**Problem**. Restate the records in their entirety, word for word.

:: Given data ::

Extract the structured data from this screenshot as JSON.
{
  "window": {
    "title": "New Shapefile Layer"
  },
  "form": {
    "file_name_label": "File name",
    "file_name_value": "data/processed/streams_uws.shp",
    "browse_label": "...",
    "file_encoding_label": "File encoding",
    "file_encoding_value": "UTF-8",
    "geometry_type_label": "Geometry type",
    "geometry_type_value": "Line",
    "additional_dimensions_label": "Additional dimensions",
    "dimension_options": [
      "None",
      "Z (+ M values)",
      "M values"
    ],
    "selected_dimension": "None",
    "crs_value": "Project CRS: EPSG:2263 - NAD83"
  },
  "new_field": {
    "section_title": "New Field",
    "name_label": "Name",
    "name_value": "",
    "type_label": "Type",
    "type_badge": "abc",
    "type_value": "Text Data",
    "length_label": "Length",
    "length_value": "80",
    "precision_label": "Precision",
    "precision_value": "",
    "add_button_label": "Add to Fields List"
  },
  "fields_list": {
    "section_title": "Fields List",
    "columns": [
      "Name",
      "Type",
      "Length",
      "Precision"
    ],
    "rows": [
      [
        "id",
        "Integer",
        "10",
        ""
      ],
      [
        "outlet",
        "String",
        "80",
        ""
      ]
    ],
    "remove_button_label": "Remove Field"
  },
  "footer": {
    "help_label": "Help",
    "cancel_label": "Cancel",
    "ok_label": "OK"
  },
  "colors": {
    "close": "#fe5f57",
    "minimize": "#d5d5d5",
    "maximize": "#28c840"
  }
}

:::

**Answer to this exercise**.
Extract the structured data from this screenshot as JSON.
{
  "window": {
    "title": "New Shapefile Layer"
  },
  "form": {
    "file_name_label": "File name",
    "file_name_value": "data/processed/streams_uws.shp",
    "browse_label": "...",
    "file_encoding_label": "File encoding",
    "file_encoding_value": "UTF-8",
    "geometry_type_label": "Geometry type",
    "geometry_type_value": "Line",
    "additional_dimensions_label": "Additional dimensions",
    "dimension_options": [
      "None",
      "Z (+ M values)",
      "M values"
    ],
    "selected_dimension": "None",
    "crs_value": "Project CRS: EPSG:2263 - NAD83"
  },
  "new_field": {
    "section_title": "New Field",
    "name_label": "Name",
    "name_value": "",
    "type_label": "Type",
    "type_badge": "abc",
    "type_value": "Text Data",
    "length_label": "Length",
    "length_value": "80",
    "precision_label": "Precision",
    "precision_value": "",
    "add_button_label": "Add to Fields List"
  },
  "fields_list": {
    "section_title": "Fields List",
    "columns": [
      "Name",
      "Type",
      "Length",
      "Precision"
    ],
    "rows": [
      [
        "id",
        "Integer",
        "10",
        ""
      ],
      [
        "outlet",
        "String",
        "80",
        ""
      ]
    ],
    "remove_button_label": "Remove Field"
  },
  "footer": {
    "help_label": "Help",
    "cancel_label": "Cancel",
    "ok_label": "OK"
  },
  "colors": {
    "close": "#fe5f57",
    "minimize": "#d5d5d5",
    "maximize": "#28c840"
  }
}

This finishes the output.